▶ Required task: From the entries below, list each line with "this".

---------------

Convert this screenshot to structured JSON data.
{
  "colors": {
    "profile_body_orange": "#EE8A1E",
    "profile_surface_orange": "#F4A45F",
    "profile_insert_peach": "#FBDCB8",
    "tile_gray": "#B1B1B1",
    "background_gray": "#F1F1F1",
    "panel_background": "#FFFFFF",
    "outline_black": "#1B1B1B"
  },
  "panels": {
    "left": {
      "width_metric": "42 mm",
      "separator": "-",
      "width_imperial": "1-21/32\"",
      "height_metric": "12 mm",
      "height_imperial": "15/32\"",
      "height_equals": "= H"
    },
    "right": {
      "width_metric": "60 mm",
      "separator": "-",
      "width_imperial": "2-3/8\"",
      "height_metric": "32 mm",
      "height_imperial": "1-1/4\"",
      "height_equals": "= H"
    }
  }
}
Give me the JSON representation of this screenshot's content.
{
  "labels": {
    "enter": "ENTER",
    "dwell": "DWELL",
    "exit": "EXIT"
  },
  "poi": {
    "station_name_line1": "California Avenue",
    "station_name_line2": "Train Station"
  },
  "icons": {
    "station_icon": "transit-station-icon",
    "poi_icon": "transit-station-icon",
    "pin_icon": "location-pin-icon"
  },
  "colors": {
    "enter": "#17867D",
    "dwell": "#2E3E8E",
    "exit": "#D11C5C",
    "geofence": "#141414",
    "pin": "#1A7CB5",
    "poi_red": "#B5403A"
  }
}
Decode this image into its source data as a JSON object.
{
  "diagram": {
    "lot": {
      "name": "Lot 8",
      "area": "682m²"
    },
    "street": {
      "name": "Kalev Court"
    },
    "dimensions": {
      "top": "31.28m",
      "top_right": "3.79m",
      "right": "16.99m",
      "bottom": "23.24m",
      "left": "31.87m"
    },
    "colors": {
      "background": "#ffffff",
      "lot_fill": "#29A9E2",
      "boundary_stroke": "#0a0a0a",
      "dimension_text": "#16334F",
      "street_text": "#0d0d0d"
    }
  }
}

---------------

▶ Response:
Convert this screenshot to structured JSON data.
Give me the JSON representation of this screenshot's content.
Decode this image into its source data as a JSON object.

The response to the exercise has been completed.